_Exercise objective_
Could you retype every line of the entries below, character for character, without changing anything?

_Material shown_
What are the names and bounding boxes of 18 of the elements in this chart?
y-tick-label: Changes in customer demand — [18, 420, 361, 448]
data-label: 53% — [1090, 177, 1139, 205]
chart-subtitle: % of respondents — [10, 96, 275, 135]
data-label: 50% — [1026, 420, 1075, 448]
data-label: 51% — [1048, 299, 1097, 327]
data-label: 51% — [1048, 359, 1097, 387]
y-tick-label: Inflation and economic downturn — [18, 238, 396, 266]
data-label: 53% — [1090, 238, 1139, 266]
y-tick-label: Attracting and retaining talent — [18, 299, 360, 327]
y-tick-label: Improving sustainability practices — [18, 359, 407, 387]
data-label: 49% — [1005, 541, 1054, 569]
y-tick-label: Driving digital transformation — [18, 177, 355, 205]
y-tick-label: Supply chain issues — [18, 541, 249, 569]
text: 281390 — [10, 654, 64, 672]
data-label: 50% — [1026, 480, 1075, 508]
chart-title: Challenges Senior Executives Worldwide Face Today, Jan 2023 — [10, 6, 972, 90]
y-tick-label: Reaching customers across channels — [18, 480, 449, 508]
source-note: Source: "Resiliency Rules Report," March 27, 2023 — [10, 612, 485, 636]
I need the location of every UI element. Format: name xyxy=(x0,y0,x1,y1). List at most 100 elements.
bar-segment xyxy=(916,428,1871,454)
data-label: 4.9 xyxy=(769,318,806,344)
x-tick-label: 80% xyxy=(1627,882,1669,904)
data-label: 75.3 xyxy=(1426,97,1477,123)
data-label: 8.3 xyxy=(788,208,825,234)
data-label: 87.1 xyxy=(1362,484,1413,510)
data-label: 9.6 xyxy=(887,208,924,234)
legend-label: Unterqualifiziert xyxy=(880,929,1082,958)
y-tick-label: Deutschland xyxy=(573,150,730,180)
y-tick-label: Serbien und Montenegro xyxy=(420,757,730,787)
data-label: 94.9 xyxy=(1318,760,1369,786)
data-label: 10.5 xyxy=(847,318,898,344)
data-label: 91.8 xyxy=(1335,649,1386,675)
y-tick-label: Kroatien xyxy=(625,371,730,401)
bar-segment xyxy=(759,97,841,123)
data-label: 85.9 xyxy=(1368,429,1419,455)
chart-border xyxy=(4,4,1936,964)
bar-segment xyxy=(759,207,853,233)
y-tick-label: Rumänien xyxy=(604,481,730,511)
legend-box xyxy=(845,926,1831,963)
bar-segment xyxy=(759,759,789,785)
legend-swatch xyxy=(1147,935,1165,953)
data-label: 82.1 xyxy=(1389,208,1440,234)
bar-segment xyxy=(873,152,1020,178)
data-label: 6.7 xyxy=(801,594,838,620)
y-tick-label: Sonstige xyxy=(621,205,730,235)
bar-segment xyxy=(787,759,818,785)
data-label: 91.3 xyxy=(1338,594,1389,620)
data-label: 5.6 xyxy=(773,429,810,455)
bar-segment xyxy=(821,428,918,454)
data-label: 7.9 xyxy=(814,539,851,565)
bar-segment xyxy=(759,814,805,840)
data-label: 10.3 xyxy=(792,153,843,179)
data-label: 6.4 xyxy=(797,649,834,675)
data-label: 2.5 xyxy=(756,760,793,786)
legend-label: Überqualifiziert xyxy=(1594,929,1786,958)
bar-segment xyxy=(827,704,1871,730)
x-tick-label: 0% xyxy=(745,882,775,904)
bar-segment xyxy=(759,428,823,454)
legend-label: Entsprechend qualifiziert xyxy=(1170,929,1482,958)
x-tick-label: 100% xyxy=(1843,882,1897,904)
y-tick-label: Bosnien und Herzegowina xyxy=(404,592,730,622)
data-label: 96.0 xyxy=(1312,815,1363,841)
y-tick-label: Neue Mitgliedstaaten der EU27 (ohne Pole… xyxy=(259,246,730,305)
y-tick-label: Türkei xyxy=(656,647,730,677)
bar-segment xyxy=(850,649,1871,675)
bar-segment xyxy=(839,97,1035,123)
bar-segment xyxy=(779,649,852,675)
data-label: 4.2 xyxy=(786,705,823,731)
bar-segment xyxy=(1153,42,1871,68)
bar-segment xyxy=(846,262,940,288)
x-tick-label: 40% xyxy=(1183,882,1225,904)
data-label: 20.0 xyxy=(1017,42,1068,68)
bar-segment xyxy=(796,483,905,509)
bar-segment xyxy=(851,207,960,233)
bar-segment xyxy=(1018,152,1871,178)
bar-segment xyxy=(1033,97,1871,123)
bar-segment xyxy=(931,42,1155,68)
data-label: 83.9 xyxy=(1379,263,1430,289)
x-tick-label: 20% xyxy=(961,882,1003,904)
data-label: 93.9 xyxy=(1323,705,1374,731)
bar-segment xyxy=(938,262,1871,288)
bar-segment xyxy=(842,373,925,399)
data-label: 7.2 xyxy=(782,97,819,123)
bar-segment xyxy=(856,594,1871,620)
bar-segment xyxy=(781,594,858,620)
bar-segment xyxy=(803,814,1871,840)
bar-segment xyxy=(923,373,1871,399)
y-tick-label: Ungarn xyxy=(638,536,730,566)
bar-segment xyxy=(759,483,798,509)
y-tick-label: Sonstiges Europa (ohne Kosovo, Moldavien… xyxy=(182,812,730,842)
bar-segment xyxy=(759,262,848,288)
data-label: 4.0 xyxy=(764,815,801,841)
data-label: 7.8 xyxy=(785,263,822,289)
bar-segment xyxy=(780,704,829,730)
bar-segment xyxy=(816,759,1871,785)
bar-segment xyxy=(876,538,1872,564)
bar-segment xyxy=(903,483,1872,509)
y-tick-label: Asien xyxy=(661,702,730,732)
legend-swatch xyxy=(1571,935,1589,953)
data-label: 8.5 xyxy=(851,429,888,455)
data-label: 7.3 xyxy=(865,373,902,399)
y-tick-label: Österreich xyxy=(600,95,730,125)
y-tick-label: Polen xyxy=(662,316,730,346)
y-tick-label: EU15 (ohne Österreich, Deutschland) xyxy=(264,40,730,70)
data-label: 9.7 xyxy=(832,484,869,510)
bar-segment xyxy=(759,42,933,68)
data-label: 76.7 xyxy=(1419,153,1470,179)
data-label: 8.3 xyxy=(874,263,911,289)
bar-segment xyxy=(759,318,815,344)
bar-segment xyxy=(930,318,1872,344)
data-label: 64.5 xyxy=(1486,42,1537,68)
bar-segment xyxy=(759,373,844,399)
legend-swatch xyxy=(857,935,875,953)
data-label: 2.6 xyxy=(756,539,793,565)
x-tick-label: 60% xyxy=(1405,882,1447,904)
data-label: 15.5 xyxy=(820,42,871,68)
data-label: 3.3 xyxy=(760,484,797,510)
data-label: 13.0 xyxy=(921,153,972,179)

_Answer for the task_
What are the names and bounding boxes of 18 of the elements in this chart?
y-tick-label: Changes in customer demand — [18, 420, 361, 448]
data-label: 53% — [1090, 177, 1139, 205]
chart-subtitle: % of respondents — [10, 96, 275, 135]
data-label: 50% — [1026, 420, 1075, 448]
data-label: 51% — [1048, 299, 1097, 327]
data-label: 51% — [1048, 359, 1097, 387]
y-tick-label: Inflation and economic downturn — [18, 238, 396, 266]
data-label: 53% — [1090, 238, 1139, 266]
y-tick-label: Attracting and retaining talent — [18, 299, 360, 327]
y-tick-label: Improving sustainability practices — [18, 359, 407, 387]
data-label: 49% — [1005, 541, 1054, 569]
y-tick-label: Driving digital transformation — [18, 177, 355, 205]
y-tick-label: Supply chain issues — [18, 541, 249, 569]
text: 281390 — [10, 654, 64, 672]
data-label: 50% — [1026, 480, 1075, 508]
chart-title: Challenges Senior Executives Worldwide Face Today, Jan 2023 — [10, 6, 972, 90]
y-tick-label: Reaching customers across channels — [18, 480, 449, 508]
source-note: Source: "Resiliency Rules Report," March 27, 2023 — [10, 612, 485, 636]
I need the location of every UI element. Format: name xyxy=(x0,y0,x1,y1). List at most 100 elements.
bar-segment xyxy=(916,428,1871,454)
data-label: 4.9 xyxy=(769,318,806,344)
x-tick-label: 80% xyxy=(1627,882,1669,904)
data-label: 75.3 xyxy=(1426,97,1477,123)
data-label: 8.3 xyxy=(788,208,825,234)
data-label: 87.1 xyxy=(1362,484,1413,510)
data-label: 9.6 xyxy=(887,208,924,234)
legend-label: Unterqualifiziert xyxy=(880,929,1082,958)
y-tick-label: Deutschland xyxy=(573,150,730,180)
y-tick-label: Serbien und Montenegro xyxy=(420,757,730,787)
data-label: 94.9 xyxy=(1318,760,1369,786)
data-label: 10.5 xyxy=(847,318,898,344)
data-label: 91.8 xyxy=(1335,649,1386,675)
y-tick-label: Kroatien xyxy=(625,371,730,401)
bar-segment xyxy=(759,97,841,123)
data-label: 85.9 xyxy=(1368,429,1419,455)
chart-border xyxy=(4,4,1936,964)
bar-segment xyxy=(759,207,853,233)
y-tick-label: Rumänien xyxy=(604,481,730,511)
legend-box xyxy=(845,926,1831,963)
bar-segment xyxy=(759,759,789,785)
legend-swatch xyxy=(1147,935,1165,953)
data-label: 82.1 xyxy=(1389,208,1440,234)
bar-segment xyxy=(873,152,1020,178)
data-label: 6.7 xyxy=(801,594,838,620)
y-tick-label: Sonstige xyxy=(621,205,730,235)
bar-segment xyxy=(787,759,818,785)
data-label: 91.3 xyxy=(1338,594,1389,620)
data-label: 5.6 xyxy=(773,429,810,455)
bar-segment xyxy=(821,428,918,454)
data-label: 7.9 xyxy=(814,539,851,565)
bar-segment xyxy=(759,814,805,840)
data-label: 10.3 xyxy=(792,153,843,179)
data-label: 6.4 xyxy=(797,649,834,675)
data-label: 2.5 xyxy=(756,760,793,786)
legend-label: Überqualifiziert xyxy=(1594,929,1786,958)
bar-segment xyxy=(827,704,1871,730)
x-tick-label: 0% xyxy=(745,882,775,904)
bar-segment xyxy=(759,428,823,454)
legend-label: Entsprechend qualifiziert xyxy=(1170,929,1482,958)
x-tick-label: 100% xyxy=(1843,882,1897,904)
y-tick-label: Bosnien und Herzegowina xyxy=(404,592,730,622)
data-label: 96.0 xyxy=(1312,815,1363,841)
y-tick-label: Neue Mitgliedstaaten der EU27 (ohne Pole… xyxy=(259,246,730,305)
y-tick-label: Türkei xyxy=(656,647,730,677)
bar-segment xyxy=(850,649,1871,675)
bar-segment xyxy=(839,97,1035,123)
bar-segment xyxy=(779,649,852,675)
data-label: 4.2 xyxy=(786,705,823,731)
bar-segment xyxy=(1153,42,1871,68)
bar-segment xyxy=(846,262,940,288)
x-tick-label: 40% xyxy=(1183,882,1225,904)
data-label: 20.0 xyxy=(1017,42,1068,68)
bar-segment xyxy=(796,483,905,509)
bar-segment xyxy=(851,207,960,233)
bar-segment xyxy=(1018,152,1871,178)
bar-segment xyxy=(1033,97,1871,123)
bar-segment xyxy=(931,42,1155,68)
data-label: 83.9 xyxy=(1379,263,1430,289)
x-tick-label: 20% xyxy=(961,882,1003,904)
data-label: 93.9 xyxy=(1323,705,1374,731)
bar-segment xyxy=(938,262,1871,288)
bar-segment xyxy=(842,373,925,399)
data-label: 7.2 xyxy=(782,97,819,123)
bar-segment xyxy=(856,594,1871,620)
bar-segment xyxy=(781,594,858,620)
bar-segment xyxy=(803,814,1871,840)
bar-segment xyxy=(923,373,1871,399)
y-tick-label: Ungarn xyxy=(638,536,730,566)
bar-segment xyxy=(759,483,798,509)
y-tick-label: Sonstiges Europa (ohne Kosovo, Moldavien… xyxy=(182,812,730,842)
bar-segment xyxy=(759,262,848,288)
data-label: 4.0 xyxy=(764,815,801,841)
data-label: 7.8 xyxy=(785,263,822,289)
bar-segment xyxy=(780,704,829,730)
bar-segment xyxy=(816,759,1871,785)
bar-segment xyxy=(876,538,1872,564)
bar-segment xyxy=(903,483,1872,509)
y-tick-label: Asien xyxy=(661,702,730,732)
legend-swatch xyxy=(1571,935,1589,953)
data-label: 8.5 xyxy=(851,429,888,455)
data-label: 7.3 xyxy=(865,373,902,399)
y-tick-label: Österreich xyxy=(600,95,730,125)
y-tick-label: Polen xyxy=(662,316,730,346)
y-tick-label: EU15 (ohne Österreich, Deutschland) xyxy=(264,40,730,70)
data-label: 9.7 xyxy=(832,484,869,510)
bar-segment xyxy=(759,42,933,68)
data-label: 76.7 xyxy=(1419,153,1470,179)
data-label: 8.3 xyxy=(874,263,911,289)
bar-segment xyxy=(759,318,815,344)
bar-segment xyxy=(930,318,1872,344)
data-label: 64.5 xyxy=(1486,42,1537,68)
bar-segment xyxy=(759,373,844,399)
legend-swatch xyxy=(857,935,875,953)
data-label: 2.6 xyxy=(756,539,793,565)
x-tick-label: 60% xyxy=(1405,882,1447,904)
data-label: 15.5 xyxy=(820,42,871,68)
data-label: 3.3 xyxy=(760,484,797,510)
data-label: 13.0 xyxy=(921,153,972,179)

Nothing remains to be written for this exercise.